··· Exercise inputs
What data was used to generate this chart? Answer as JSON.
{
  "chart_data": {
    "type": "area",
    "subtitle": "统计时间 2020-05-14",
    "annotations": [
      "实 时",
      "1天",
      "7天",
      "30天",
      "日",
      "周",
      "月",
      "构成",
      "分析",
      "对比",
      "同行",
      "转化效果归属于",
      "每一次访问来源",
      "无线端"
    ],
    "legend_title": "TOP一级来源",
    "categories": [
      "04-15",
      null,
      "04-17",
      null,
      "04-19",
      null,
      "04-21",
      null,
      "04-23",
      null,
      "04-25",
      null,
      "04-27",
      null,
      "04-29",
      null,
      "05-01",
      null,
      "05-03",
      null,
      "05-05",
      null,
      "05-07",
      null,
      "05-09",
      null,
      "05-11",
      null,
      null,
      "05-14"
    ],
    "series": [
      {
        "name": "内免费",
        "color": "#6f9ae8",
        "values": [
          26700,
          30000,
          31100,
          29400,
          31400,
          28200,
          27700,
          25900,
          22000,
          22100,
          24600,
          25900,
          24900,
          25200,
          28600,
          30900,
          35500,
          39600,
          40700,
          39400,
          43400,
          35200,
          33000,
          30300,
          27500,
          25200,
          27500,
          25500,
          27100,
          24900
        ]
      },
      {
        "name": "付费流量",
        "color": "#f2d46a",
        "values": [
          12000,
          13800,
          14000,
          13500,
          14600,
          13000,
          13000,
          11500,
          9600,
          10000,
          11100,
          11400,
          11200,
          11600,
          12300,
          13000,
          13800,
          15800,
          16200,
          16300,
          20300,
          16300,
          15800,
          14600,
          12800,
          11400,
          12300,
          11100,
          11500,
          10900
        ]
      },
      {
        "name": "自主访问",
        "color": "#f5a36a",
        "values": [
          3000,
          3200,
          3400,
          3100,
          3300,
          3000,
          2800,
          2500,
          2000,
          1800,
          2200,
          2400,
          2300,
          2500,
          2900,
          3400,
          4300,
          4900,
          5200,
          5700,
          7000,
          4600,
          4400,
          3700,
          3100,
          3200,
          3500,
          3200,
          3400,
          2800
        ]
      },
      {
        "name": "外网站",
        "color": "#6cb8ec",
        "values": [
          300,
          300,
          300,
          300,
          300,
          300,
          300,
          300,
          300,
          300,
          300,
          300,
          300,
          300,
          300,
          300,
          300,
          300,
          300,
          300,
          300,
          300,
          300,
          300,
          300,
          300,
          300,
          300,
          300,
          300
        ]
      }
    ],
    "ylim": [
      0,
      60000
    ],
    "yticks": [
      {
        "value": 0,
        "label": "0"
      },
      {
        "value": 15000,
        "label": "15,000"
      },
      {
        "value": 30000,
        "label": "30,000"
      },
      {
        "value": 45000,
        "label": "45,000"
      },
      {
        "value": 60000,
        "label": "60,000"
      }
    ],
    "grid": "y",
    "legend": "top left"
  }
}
······
What is required - Return the lines of the records that include the string "label".

Completed task -
        "label": "0"
        "label": "15,000"
        "label": "30,000"
        "label": "45,000"
        "label": "60,000"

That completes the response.